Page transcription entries
Segment Open

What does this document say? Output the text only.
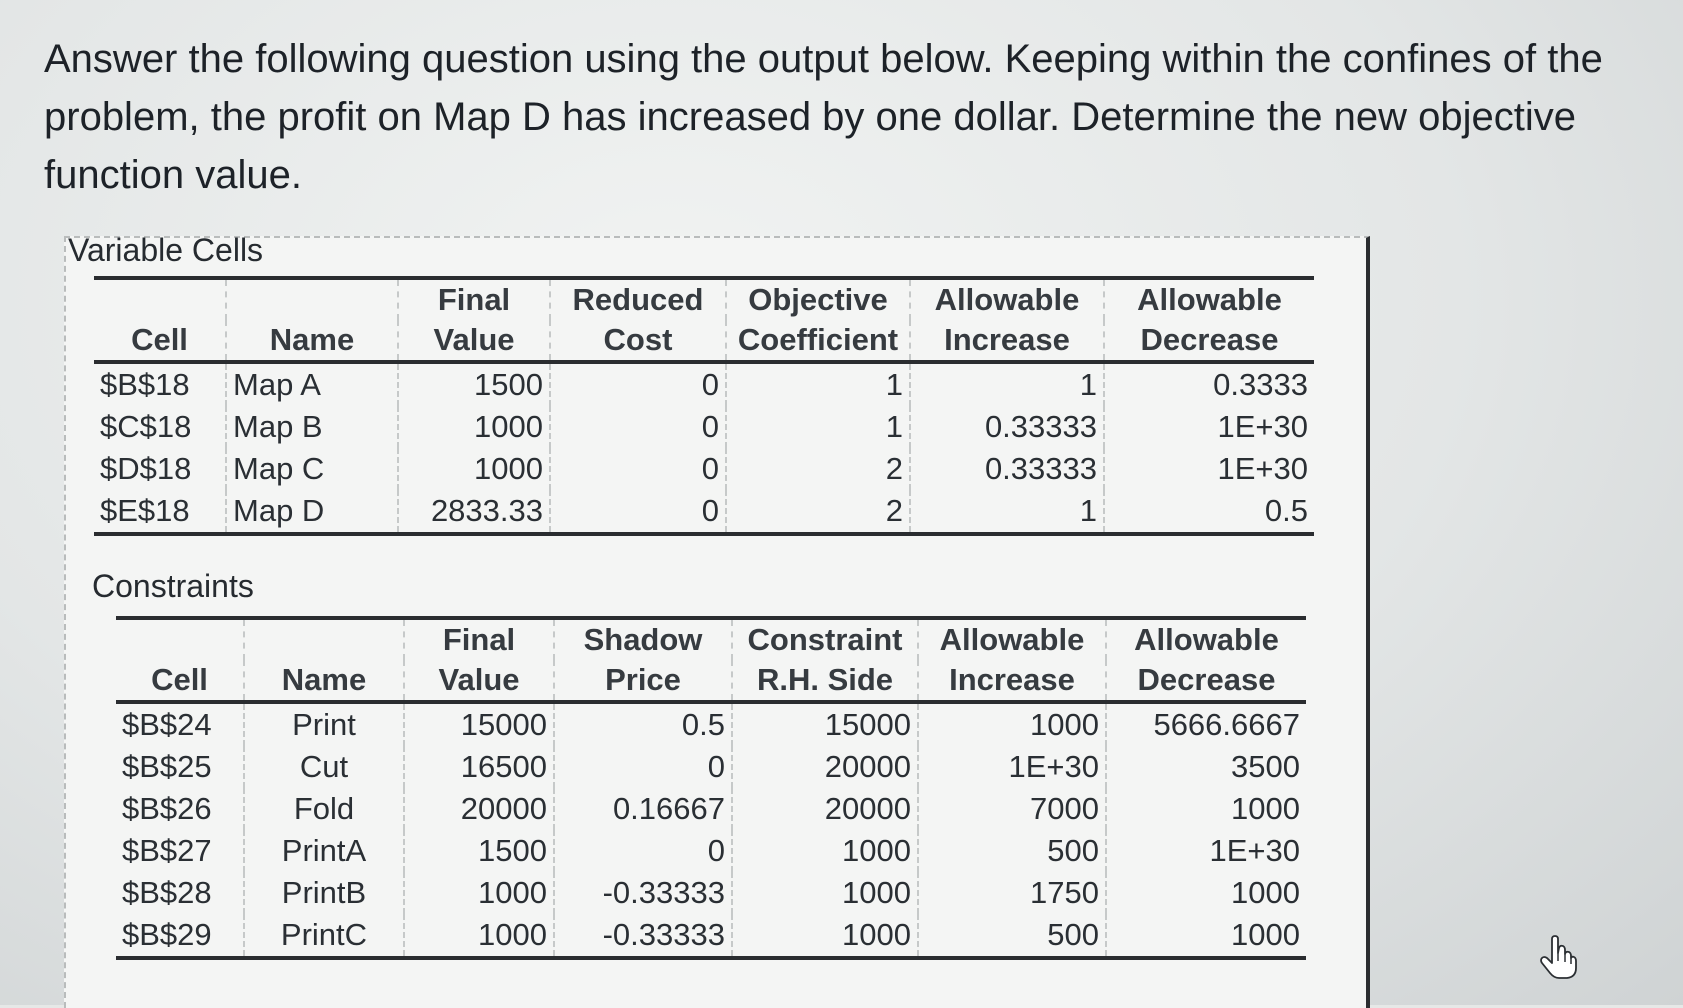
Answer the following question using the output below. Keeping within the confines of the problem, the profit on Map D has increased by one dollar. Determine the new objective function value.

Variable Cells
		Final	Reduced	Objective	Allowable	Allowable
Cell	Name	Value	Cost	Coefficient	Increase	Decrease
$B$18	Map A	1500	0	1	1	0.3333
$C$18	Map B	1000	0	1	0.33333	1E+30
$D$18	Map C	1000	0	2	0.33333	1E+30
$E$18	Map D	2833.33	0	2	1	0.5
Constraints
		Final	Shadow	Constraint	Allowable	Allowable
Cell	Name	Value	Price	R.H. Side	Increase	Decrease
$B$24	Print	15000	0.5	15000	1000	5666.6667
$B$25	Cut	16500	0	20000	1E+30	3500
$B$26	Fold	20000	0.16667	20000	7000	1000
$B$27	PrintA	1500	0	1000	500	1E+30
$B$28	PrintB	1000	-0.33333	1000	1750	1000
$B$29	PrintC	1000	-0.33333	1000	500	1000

Segment Closed
Segment Open

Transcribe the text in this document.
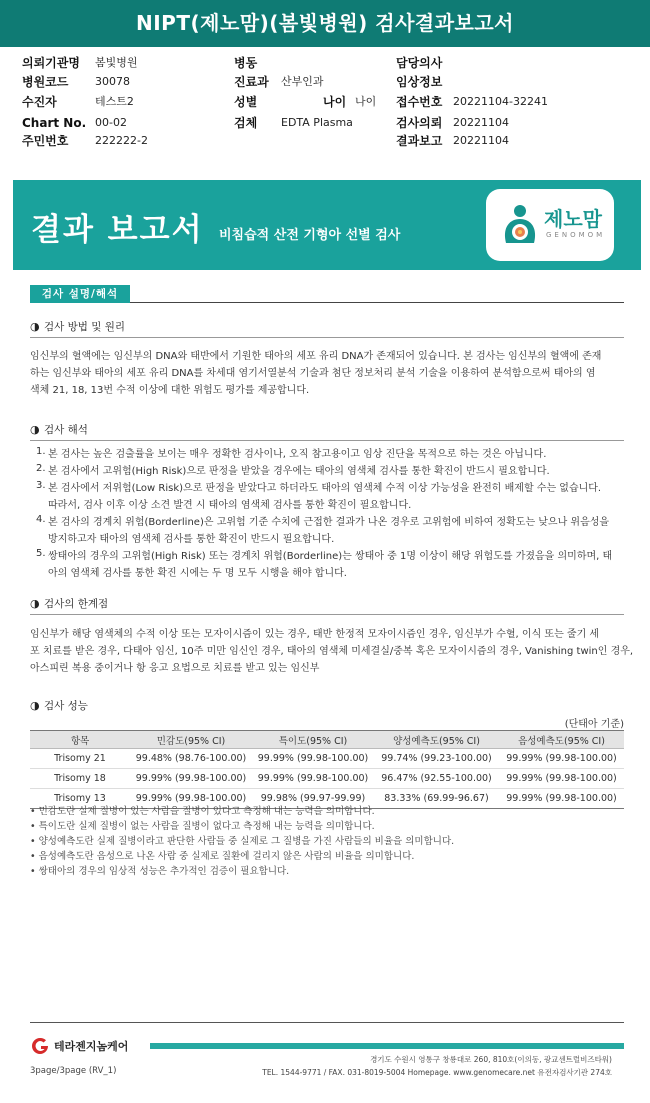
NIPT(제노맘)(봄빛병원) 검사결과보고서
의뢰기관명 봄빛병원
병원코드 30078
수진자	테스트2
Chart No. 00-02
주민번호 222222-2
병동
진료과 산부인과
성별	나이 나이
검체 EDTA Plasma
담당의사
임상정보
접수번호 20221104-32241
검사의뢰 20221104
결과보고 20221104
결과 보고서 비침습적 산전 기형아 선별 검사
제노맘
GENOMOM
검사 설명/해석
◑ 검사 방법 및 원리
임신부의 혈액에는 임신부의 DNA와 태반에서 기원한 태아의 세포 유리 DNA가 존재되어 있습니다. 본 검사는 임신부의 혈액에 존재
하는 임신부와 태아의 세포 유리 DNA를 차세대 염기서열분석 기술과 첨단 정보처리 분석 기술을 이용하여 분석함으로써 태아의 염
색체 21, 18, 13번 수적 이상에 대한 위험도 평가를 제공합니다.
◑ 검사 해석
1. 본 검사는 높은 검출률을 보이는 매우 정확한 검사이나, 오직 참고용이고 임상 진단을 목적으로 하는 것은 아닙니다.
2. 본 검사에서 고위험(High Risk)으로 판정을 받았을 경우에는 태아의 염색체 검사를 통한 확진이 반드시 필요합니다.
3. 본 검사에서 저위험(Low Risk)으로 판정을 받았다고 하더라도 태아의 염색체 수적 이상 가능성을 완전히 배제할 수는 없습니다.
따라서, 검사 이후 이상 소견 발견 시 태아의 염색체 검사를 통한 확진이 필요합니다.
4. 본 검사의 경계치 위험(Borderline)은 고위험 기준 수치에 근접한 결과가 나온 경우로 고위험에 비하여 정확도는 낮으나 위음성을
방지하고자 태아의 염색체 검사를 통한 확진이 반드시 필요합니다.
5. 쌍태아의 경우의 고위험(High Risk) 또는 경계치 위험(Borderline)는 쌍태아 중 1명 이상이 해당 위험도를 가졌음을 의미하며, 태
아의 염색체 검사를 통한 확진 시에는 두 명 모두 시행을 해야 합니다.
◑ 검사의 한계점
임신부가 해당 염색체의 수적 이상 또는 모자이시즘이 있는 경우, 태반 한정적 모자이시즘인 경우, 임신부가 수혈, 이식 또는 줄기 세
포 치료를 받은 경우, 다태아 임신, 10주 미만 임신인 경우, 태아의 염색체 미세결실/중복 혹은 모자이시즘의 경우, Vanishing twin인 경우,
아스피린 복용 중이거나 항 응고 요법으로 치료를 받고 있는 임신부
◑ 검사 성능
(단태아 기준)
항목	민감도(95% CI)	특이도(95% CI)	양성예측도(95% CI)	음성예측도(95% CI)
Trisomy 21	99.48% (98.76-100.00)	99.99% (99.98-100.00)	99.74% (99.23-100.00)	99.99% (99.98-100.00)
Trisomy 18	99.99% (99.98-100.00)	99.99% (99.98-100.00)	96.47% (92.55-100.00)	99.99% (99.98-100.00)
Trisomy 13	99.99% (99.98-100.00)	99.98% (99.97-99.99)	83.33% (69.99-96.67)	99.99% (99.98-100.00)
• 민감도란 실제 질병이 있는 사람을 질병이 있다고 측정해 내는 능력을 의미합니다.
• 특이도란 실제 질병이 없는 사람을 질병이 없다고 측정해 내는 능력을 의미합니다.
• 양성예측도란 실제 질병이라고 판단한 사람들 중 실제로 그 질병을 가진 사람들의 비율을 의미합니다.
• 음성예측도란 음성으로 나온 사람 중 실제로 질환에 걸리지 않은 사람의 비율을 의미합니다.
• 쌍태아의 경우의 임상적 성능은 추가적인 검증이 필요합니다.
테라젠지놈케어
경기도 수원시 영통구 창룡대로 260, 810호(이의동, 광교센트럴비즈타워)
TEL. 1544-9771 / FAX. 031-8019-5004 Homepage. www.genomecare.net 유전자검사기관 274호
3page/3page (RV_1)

Segment Closed
Segment Open

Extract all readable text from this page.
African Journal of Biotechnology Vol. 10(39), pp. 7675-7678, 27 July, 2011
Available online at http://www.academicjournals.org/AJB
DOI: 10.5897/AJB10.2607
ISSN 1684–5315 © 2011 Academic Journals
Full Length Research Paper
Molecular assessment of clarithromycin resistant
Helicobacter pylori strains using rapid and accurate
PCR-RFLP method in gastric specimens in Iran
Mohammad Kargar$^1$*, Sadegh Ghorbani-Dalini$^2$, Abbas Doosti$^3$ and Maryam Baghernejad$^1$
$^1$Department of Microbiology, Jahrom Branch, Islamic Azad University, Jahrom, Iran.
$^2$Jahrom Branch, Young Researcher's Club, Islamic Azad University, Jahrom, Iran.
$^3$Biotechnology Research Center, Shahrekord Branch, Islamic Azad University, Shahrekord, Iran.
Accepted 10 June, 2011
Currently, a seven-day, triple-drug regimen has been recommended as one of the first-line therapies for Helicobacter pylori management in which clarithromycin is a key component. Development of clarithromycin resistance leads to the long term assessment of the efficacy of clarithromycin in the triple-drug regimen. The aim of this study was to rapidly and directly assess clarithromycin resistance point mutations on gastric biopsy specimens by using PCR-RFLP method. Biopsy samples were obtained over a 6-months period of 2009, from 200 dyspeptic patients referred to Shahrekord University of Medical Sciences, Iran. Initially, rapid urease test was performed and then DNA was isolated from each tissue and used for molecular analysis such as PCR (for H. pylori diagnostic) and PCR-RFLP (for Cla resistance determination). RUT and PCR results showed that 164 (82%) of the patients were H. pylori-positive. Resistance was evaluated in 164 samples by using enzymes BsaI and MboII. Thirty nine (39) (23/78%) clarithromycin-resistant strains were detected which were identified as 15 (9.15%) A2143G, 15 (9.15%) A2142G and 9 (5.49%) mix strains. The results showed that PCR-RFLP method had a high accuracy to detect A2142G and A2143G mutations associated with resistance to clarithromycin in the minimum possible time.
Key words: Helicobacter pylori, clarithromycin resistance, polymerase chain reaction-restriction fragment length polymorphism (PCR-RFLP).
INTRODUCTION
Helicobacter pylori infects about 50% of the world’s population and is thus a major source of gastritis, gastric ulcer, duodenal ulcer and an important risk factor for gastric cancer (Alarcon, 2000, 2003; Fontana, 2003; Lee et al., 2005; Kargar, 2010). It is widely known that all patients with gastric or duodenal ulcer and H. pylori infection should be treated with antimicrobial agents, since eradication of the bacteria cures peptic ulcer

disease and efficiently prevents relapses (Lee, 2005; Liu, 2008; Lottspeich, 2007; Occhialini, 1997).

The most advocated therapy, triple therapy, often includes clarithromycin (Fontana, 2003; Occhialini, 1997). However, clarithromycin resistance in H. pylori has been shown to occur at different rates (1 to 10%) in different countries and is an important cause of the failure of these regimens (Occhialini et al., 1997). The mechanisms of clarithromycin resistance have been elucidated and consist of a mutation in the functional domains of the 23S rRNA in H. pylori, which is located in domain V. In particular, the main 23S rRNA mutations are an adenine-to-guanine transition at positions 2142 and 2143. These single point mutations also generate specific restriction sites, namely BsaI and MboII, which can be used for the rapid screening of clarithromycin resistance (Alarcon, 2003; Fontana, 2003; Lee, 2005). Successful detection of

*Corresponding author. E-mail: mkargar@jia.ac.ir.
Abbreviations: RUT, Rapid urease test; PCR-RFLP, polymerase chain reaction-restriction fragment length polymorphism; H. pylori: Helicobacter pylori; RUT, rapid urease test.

Segment Closed

Requirement » A single number is the reply: the count of lines in the entries above that have the word "Borderline".

Response » 2